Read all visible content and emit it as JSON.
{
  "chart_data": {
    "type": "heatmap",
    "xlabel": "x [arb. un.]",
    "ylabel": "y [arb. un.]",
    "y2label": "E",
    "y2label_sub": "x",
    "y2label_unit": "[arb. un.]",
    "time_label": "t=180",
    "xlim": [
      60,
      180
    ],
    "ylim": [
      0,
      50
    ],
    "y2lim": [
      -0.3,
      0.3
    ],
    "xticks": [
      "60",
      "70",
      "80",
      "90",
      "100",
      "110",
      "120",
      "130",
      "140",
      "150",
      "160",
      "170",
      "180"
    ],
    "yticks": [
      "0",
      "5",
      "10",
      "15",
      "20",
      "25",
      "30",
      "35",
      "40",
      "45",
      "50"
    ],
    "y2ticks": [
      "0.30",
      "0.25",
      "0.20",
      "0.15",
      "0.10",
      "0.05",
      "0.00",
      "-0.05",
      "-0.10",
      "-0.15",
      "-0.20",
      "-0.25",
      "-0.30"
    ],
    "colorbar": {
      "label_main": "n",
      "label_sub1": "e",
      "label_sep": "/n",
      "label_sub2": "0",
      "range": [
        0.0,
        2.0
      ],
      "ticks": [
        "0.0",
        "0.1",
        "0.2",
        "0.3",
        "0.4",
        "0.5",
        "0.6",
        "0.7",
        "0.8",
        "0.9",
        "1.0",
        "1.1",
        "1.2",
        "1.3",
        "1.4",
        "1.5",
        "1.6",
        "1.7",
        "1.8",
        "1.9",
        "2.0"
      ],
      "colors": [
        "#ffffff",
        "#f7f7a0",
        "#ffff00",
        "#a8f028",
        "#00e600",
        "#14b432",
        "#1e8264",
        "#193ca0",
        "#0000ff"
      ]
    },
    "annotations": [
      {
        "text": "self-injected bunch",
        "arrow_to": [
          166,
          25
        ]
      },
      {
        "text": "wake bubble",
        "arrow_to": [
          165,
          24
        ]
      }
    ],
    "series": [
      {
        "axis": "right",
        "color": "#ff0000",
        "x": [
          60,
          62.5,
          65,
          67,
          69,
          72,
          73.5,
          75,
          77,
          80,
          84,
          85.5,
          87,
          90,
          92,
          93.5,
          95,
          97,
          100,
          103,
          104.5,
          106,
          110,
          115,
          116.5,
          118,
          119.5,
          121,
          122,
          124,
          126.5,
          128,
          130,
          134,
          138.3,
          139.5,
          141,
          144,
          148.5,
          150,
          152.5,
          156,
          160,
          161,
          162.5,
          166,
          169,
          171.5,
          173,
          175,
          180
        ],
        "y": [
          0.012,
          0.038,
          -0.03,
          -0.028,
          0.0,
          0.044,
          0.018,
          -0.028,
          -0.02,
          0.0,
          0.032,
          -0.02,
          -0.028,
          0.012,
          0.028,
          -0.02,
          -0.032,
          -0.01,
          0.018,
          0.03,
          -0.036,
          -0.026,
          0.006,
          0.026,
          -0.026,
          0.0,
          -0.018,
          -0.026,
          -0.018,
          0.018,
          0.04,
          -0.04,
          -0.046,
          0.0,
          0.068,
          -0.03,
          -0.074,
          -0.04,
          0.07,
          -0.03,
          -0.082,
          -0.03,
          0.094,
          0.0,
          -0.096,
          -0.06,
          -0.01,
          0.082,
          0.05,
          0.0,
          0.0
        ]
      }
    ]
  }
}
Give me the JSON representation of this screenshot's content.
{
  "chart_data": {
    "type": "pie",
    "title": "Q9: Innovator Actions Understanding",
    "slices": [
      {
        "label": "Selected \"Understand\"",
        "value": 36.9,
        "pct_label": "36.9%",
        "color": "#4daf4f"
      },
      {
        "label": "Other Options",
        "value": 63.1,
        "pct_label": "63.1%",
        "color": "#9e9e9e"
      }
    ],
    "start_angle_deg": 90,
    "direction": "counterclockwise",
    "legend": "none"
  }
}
-=-=-=-=-
REQUEST
Write out the lines above, starting at the line that contains "Give me the" and ending with the final line, and nothing else; copy them exactly.

EXERCISE OUTPUT
Give me the JSON representation of this screenshot's content.
{
  "chart_data": {
    "type": "pie",
    "title": "Q9: Innovator Actions Understanding",
    "slices": [
      {
        "label": "Selected \"Understand\"",
        "value": 36.9,
        "pct_label": "36.9%",
        "color": "#4daf4f"
      },
      {
        "label": "Other Options",
        "value": 63.1,
        "pct_label": "63.1%",
        "color": "#9e9e9e"
      }
    ],
    "start_angle_deg": 90,
    "direction": "counterclockwise",
    "legend": "none"
  }
}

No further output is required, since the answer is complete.